# Written request
Rename "option-d" to "choice-d" in the data, starting at the line that has "option-b: B. 利用样方法和抽样调查，计算物种的丰富度、均匀度和多样性指数" and stopping after the line that has "binding-label: 装订线 bbox=[37, 303, 55, 369]". Return only those lines, with everything else in them unchanged.

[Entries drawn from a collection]

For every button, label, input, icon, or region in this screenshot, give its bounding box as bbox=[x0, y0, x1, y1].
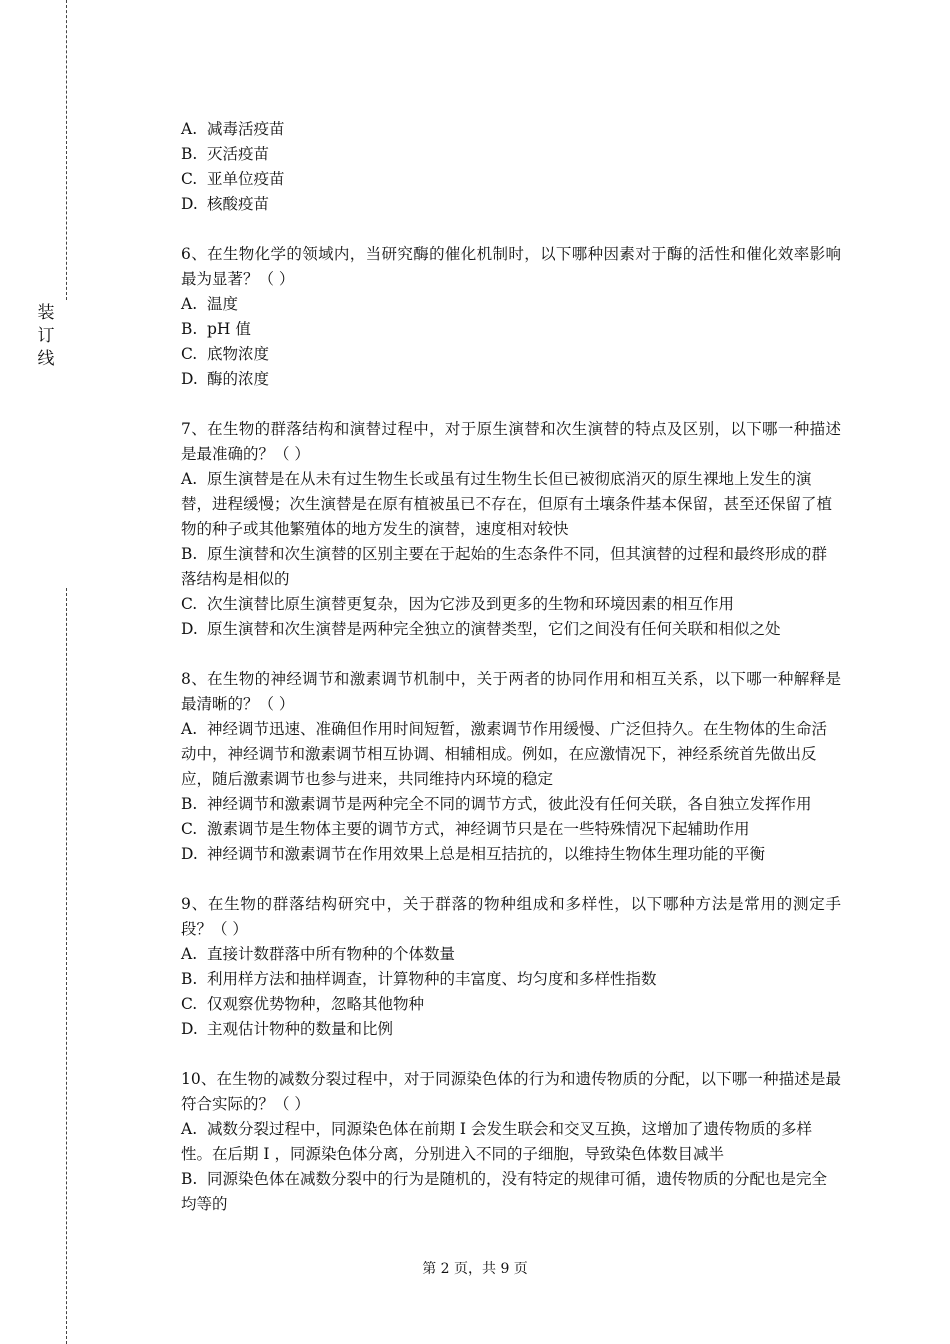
option-b: B. 利用样方法和抽样调查，计算物种的丰富度、均匀度和多样性指数 bbox=[181, 970, 657, 988]
option-a: A. 减数分裂过程中，同源染色体在前期 Ⅰ 会发生联会和交叉互换，这增加了遗传物质的多样性。在后期 Ⅰ ，同源染色体分离，分别进入不同的子细胞，导致染色体数目减半 bbox=[181, 1120, 812, 1163]
option-a: A. 直接计数群落中所有物种的个体数量 bbox=[181, 945, 456, 963]
option-d: D. 主观估计物种的数量和比例 bbox=[181, 1020, 394, 1038]
option-b: B. 原生演替和次生演替的区别主要在于起始的生态条件不同，但其演替的过程和最终形成的群落结构是相似的 bbox=[181, 545, 828, 588]
question-9 bbox=[181, 892, 841, 1042]
option-d: D. 核酸疫苗 bbox=[181, 195, 270, 213]
option-d: D. 原生演替和次生演替是两种完全独立的演替类型，它们之间没有任何关联和相似之处 bbox=[181, 620, 781, 638]
question-6 bbox=[181, 242, 841, 392]
question-stem: 10、在生物的减数分裂过程中，对于同源染色体的行为和遗传物质的分配，以下哪一种描述是最符合实际的？（ ） bbox=[181, 1070, 841, 1113]
option-d: D. 神经调节和激素调节在作用效果上总是相互拮抗的，以维持生物体生理功能的平衡 bbox=[181, 845, 766, 863]
binding-label: 装订线 bbox=[37, 303, 55, 369]
question-stem: 8、在生物的神经调节和激素调节机制中，关于两者的协同作用和相互关系，以下哪一种解释是最清晰的？（ ） bbox=[181, 670, 841, 713]
question-10 bbox=[181, 1067, 841, 1217]
question-8 bbox=[181, 667, 841, 867]
question-stem: 7、在生物的群落结构和演替过程中，对于原生演替和次生演替的特点及区别，以下哪一种描述是最准确的？（ ） bbox=[181, 420, 841, 463]
option-a: A. 温度 bbox=[181, 295, 239, 313]
question-stem: 6、在生物化学的领域内，当研究酶的催化机制时，以下哪种因素对于酶的活性和催化效率影响最为显著？（ ） bbox=[181, 245, 841, 288]
page-content bbox=[181, 117, 841, 1242]
option-c: C. 亚单位疫苗 bbox=[181, 170, 285, 188]
page-footer: 第 2 页，共 9 页 bbox=[422, 1261, 528, 1277]
question-5-continued bbox=[181, 117, 841, 217]
option-c: C. 次生演替比原生演替更复杂，因为它涉及到更多的生物和环境因素的相互作用 bbox=[181, 595, 735, 613]
binding-line-top bbox=[66, 0, 67, 300]
question-7 bbox=[181, 417, 841, 642]
binding-line-bottom bbox=[66, 588, 67, 1344]
option-b: B. pH 值 bbox=[181, 320, 251, 338]
option-d: D. 酶的浓度 bbox=[181, 370, 270, 388]
option-b: B. 神经调节和激素调节是两种完全不同的调节方式，彼此没有任何关联，各自独立发挥作用 bbox=[181, 795, 812, 813]
option-a: A. 减毒活疫苗 bbox=[181, 120, 285, 138]
question-stem: 9、在生物的群落结构研究中，关于群落的物种组成和多样性，以下哪种方法是常用的测定手段？（ ） bbox=[181, 895, 841, 938]
option-b: B. 灭活疫苗 bbox=[181, 145, 270, 163]
option-c: C. 底物浓度 bbox=[181, 345, 270, 363]
option-c: C. 激素调节是生物体主要的调节方式，神经调节只是在一些特殊情况下起辅助作用 bbox=[181, 820, 750, 838]
option-a: A. 神经调节迅速、准确但作用时间短暂，激素调节作用缓慢、广泛但持久。在生物体的生命活动中，神经调节和激素调节相互协调、相辅相成。例如，在应激情况下，神经系统首先做出反应，随后激素调节也参与进来，共同维持内环境的稳定 bbox=[181, 720, 828, 788]
option-c: C. 仅观察优势物种，忽略其他物种 bbox=[181, 995, 425, 1013]
option-a: A. 原生演替是在从未有过生物生长或虽有过生物生长但已被彻底消灭的原生裸地上发生的演替，进程缓慢；次生演替是在原有植被虽已不存在，但原有土壤条件基本保留，甚至还保留了植物的种子或其他繁殖体的地方发生的演替，速度相对较快 bbox=[181, 470, 833, 538]
option-b: B. 同源染色体在减数分裂中的行为是随机的，没有特定的规律可循，遗传物质的分配也是完全均等的 bbox=[181, 1170, 828, 1213]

# Output of the exercise
option-b: B. 利用样方法和抽样调查，计算物种的丰富度、均匀度和多样性指数 bbox=[181, 970, 657, 988]
option-a: A. 减数分裂过程中，同源染色体在前期 Ⅰ 会发生联会和交叉互换，这增加了遗传物质的多样性。在后期 Ⅰ ，同源染色体分离，分别进入不同的子细胞，导致染色体数目减半 bbox=[181, 1120, 812, 1163]
option-a: A. 直接计数群落中所有物种的个体数量 bbox=[181, 945, 456, 963]
choice-d: D. 主观估计物种的数量和比例 bbox=[181, 1020, 394, 1038]
option-b: B. 原生演替和次生演替的区别主要在于起始的生态条件不同，但其演替的过程和最终形成的群落结构是相似的 bbox=[181, 545, 828, 588]
question-9 bbox=[181, 892, 841, 1042]
choice-d: D. 核酸疫苗 bbox=[181, 195, 270, 213]
choice-d: D. 原生演替和次生演替是两种完全独立的演替类型，它们之间没有任何关联和相似之处 bbox=[181, 620, 781, 638]
question-6 bbox=[181, 242, 841, 392]
question-stem: 10、在生物的减数分裂过程中，对于同源染色体的行为和遗传物质的分配，以下哪一种描述是最符合实际的？（ ） bbox=[181, 1070, 841, 1113]
choice-d: D. 神经调节和激素调节在作用效果上总是相互拮抗的，以维持生物体生理功能的平衡 bbox=[181, 845, 766, 863]
binding-label: 装订线 bbox=[37, 303, 55, 369]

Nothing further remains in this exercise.